[Records from a collection of figures]
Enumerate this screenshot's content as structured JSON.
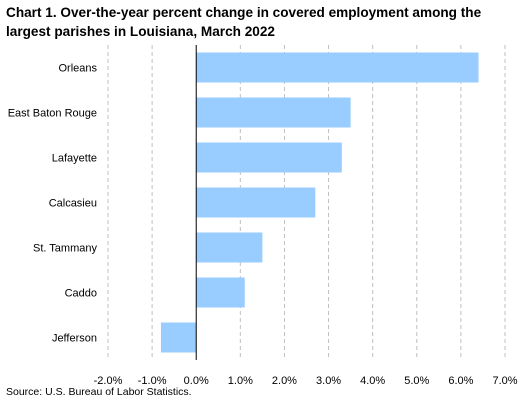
{
  "title": "Chart 1. Over-the-year percent change in covered employment among the largest parishes in Louisiana, March 2022",
  "source": "Source: U.S. Bureau of Labor Statistics.",
  "colors": {
    "bar": "#99ccff",
    "grid": "#bfbfbf",
    "axis": "#000000"
  },
  "chart_data": {
    "type": "bar",
    "orientation": "horizontal",
    "categories": [
      "Orleans",
      "East Baton Rouge",
      "Lafayette",
      "Calcasieu",
      "St. Tammany",
      "Caddo",
      "Jefferson"
    ],
    "values": [
      6.4,
      3.5,
      3.3,
      2.7,
      1.5,
      1.1,
      -0.8
    ],
    "xlim": [
      -2.0,
      7.0
    ],
    "ticks": [
      -2.0,
      -1.0,
      0.0,
      1.0,
      2.0,
      3.0,
      4.0,
      5.0,
      6.0,
      7.0
    ],
    "tick_labels": [
      "-2.0%",
      "-1.0%",
      "0.0%",
      "1.0%",
      "2.0%",
      "3.0%",
      "4.0%",
      "5.0%",
      "6.0%",
      "7.0%"
    ],
    "grid": "vertical dashed",
    "legend": "none"
  }
}
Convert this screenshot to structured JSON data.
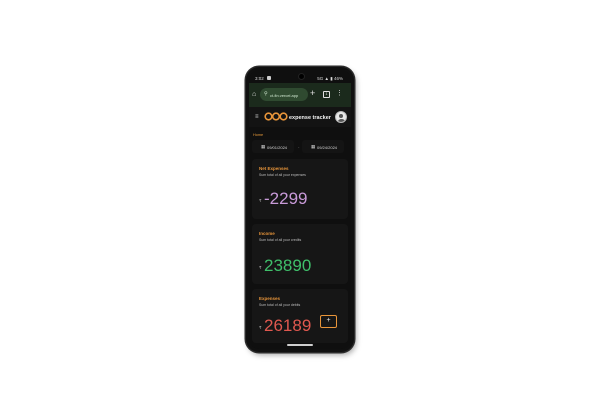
{
  "status_bar": {
    "time": "3:02",
    "indicators": "5G ▲ ▮ 46%"
  },
  "browser": {
    "url": "ct-fin.vercel.app",
    "new_tab": "+",
    "tabs_count": "1",
    "menu": "⋮"
  },
  "app": {
    "title": "expense tracker"
  },
  "page": {
    "home_label": "Home",
    "date_from": "09/01/2024",
    "date_to": "09/24/2024",
    "date_sep": "-"
  },
  "cards": [
    {
      "title": "Net Expenses",
      "subtitle": "Sum total of all your expenses",
      "currency": "₹",
      "value": "-2299",
      "color": "#c89ad8"
    },
    {
      "title": "Income",
      "subtitle": "Sum total of all your credits",
      "currency": "₹",
      "value": "23890",
      "color": "#3fbf6a"
    },
    {
      "title": "Expenses",
      "subtitle": "Sum total of all your debits",
      "currency": "₹",
      "value": "26189",
      "color": "#e0584f"
    }
  ],
  "add_button": {
    "label": "+"
  },
  "colors": {
    "accent": "#e8953a",
    "background": "#0f0f0f",
    "browser_bar": "#1b2a1c"
  }
}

» Work to complete
Every record must be copied exactly, with the pictures left out.

» Written response
Enumerate this screenshot's content as structured JSON.
{
  "title": "Chart 1. Over-the-year percent change in covered employment among the largest parishes in Louisiana, March 2022",
  "source": "Source: U.S. Bureau of Labor Statistics.",
  "colors": {
    "bar": "#99ccff",
    "grid": "#bfbfbf",
    "axis": "#000000"
  },
  "chart_data": {
    "type": "bar",
    "orientation": "horizontal",
    "categories": [
      "Orleans",
      "East Baton Rouge",
      "Lafayette",
      "Calcasieu",
      "St. Tammany",
      "Caddo",
      "Jefferson"
    ],
    "values": [
      6.4,
      3.5,
      3.3,
      2.7,
      1.5,
      1.1,
      -0.8
    ],
    "xlim": [
      -2.0,
      7.0
    ],
    "ticks": [
      -2.0,
      -1.0,
      0.0,
      1.0,
      2.0,
      3.0,
      4.0,
      5.0,
      6.0,
      7.0
    ],
    "tick_labels": [
      "-2.0%",
      "-1.0%",
      "0.0%",
      "1.0%",
      "2.0%",
      "3.0%",
      "4.0%",
      "5.0%",
      "6.0%",
      "7.0%"
    ],
    "grid": "vertical dashed",
    "legend": "none"
  }
}
Convert this screenshot to structured JSON data.
{
  "status_bar": {
    "time": "3:02",
    "indicators": "5G ▲ ▮ 46%"
  },
  "browser": {
    "url": "ct-fin.vercel.app",
    "new_tab": "+",
    "tabs_count": "1",
    "menu": "⋮"
  },
  "app": {
    "title": "expense tracker"
  },
  "page": {
    "home_label": "Home",
    "date_from": "09/01/2024",
    "date_to": "09/24/2024",
    "date_sep": "-"
  },
  "cards": [
    {
      "title": "Net Expenses",
      "subtitle": "Sum total of all your expenses",
      "currency": "₹",
      "value": "-2299",
      "color": "#c89ad8"
    },
    {
      "title": "Income",
      "subtitle": "Sum total of all your credits",
      "currency": "₹",
      "value": "23890",
      "color": "#3fbf6a"
    },
    {
      "title": "Expenses",
      "subtitle": "Sum total of all your debits",
      "currency": "₹",
      "value": "26189",
      "color": "#e0584f"
    }
  ],
  "add_button": {
    "label": "+"
  },
  "colors": {
    "accent": "#e8953a",
    "background": "#0f0f0f",
    "browser_bar": "#1b2a1c"
  }
}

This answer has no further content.